SUPPLIED MATERIAL:

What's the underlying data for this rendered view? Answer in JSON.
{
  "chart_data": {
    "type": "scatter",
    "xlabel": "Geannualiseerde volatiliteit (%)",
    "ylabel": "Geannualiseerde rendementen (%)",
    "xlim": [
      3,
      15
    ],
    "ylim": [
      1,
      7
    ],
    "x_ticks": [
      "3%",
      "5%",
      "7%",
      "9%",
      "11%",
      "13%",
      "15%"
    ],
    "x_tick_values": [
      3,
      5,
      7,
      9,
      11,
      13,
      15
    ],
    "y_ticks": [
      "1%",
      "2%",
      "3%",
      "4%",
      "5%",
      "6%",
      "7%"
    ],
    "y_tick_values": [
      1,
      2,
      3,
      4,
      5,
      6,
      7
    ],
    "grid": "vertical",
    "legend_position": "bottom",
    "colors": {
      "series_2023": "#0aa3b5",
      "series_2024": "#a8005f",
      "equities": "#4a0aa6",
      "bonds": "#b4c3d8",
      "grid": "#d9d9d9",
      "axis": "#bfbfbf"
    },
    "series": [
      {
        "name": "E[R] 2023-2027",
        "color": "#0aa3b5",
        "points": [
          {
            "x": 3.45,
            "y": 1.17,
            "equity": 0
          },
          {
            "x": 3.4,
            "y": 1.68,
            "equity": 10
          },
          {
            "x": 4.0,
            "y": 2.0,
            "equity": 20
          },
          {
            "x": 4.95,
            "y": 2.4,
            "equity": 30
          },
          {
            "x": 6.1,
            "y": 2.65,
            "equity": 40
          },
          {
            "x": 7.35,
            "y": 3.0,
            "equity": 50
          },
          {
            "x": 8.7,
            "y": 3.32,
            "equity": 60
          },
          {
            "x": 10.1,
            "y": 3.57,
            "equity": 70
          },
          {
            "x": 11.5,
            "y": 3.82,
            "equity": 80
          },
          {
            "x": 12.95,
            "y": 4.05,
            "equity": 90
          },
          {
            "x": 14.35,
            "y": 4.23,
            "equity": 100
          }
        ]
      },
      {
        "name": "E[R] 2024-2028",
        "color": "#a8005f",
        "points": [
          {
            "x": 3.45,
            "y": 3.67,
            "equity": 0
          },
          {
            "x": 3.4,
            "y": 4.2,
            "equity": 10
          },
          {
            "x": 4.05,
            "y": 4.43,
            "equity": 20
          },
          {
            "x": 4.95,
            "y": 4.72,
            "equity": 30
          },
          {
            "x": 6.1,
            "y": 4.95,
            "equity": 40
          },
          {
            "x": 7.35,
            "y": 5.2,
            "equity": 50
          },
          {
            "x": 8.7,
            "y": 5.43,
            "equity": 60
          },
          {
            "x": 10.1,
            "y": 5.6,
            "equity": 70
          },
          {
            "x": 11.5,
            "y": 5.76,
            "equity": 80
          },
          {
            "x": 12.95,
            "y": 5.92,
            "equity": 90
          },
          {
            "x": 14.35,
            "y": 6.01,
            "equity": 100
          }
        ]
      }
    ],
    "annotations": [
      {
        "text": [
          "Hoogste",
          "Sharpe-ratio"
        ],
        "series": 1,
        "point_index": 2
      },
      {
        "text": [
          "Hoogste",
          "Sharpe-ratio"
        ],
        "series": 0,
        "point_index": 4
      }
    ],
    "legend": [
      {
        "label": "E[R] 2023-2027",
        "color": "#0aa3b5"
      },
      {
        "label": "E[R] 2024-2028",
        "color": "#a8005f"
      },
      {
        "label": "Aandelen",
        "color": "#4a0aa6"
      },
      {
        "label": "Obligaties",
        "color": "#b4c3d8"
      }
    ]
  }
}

WHAT YOU NEED TO DO:
Extract all of the data shown above without alteration.

THE RESULT:
What's the underlying data for this rendered view? Answer in JSON.
{
  "chart_data": {
    "type": "scatter",
    "xlabel": "Geannualiseerde volatiliteit (%)",
    "ylabel": "Geannualiseerde rendementen (%)",
    "xlim": [
      3,
      15
    ],
    "ylim": [
      1,
      7
    ],
    "x_ticks": [
      "3%",
      "5%",
      "7%",
      "9%",
      "11%",
      "13%",
      "15%"
    ],
    "x_tick_values": [
      3,
      5,
      7,
      9,
      11,
      13,
      15
    ],
    "y_ticks": [
      "1%",
      "2%",
      "3%",
      "4%",
      "5%",
      "6%",
      "7%"
    ],
    "y_tick_values": [
      1,
      2,
      3,
      4,
      5,
      6,
      7
    ],
    "grid": "vertical",
    "legend_position": "bottom",
    "colors": {
      "series_2023": "#0aa3b5",
      "series_2024": "#a8005f",
      "equities": "#4a0aa6",
      "bonds": "#b4c3d8",
      "grid": "#d9d9d9",
      "axis": "#bfbfbf"
    },
    "series": [
      {
        "name": "E[R] 2023-2027",
        "color": "#0aa3b5",
        "points": [
          {
            "x": 3.45,
            "y": 1.17,
            "equity": 0
          },
          {
            "x": 3.4,
            "y": 1.68,
            "equity": 10
          },
          {
            "x": 4.0,
            "y": 2.0,
            "equity": 20
          },
          {
            "x": 4.95,
            "y": 2.4,
            "equity": 30
          },
          {
            "x": 6.1,
            "y": 2.65,
            "equity": 40
          },
          {
            "x": 7.35,
            "y": 3.0,
            "equity": 50
          },
          {
            "x": 8.7,
            "y": 3.32,
            "equity": 60
          },
          {
            "x": 10.1,
            "y": 3.57,
            "equity": 70
          },
          {
            "x": 11.5,
            "y": 3.82,
            "equity": 80
          },
          {
            "x": 12.95,
            "y": 4.05,
            "equity": 90
          },
          {
            "x": 14.35,
            "y": 4.23,
            "equity": 100
          }
        ]
      },
      {
        "name": "E[R] 2024-2028",
        "color": "#a8005f",
        "points": [
          {
            "x": 3.45,
            "y": 3.67,
            "equity": 0
          },
          {
            "x": 3.4,
            "y": 4.2,
            "equity": 10
          },
          {
            "x": 4.05,
            "y": 4.43,
            "equity": 20
          },
          {
            "x": 4.95,
            "y": 4.72,
            "equity": 30
          },
          {
            "x": 6.1,
            "y": 4.95,
            "equity": 40
          },
          {
            "x": 7.35,
            "y": 5.2,
            "equity": 50
          },
          {
            "x": 8.7,
            "y": 5.43,
            "equity": 60
          },
          {
            "x": 10.1,
            "y": 5.6,
            "equity": 70
          },
          {
            "x": 11.5,
            "y": 5.76,
            "equity": 80
          },
          {
            "x": 12.95,
            "y": 5.92,
            "equity": 90
          },
          {
            "x": 14.35,
            "y": 6.01,
            "equity": 100
          }
        ]
      }
    ],
    "annotations": [
      {
        "text": [
          "Hoogste",
          "Sharpe-ratio"
        ],
        "series": 1,
        "point_index": 2
      },
      {
        "text": [
          "Hoogste",
          "Sharpe-ratio"
        ],
        "series": 0,
        "point_index": 4
      }
    ],
    "legend": [
      {
        "label": "E[R] 2023-2027",
        "color": "#0aa3b5"
      },
      {
        "label": "E[R] 2024-2028",
        "color": "#a8005f"
      },
      {
        "label": "Aandelen",
        "color": "#4a0aa6"
      },
      {
        "label": "Obligaties",
        "color": "#b4c3d8"
      }
    ]
  }
}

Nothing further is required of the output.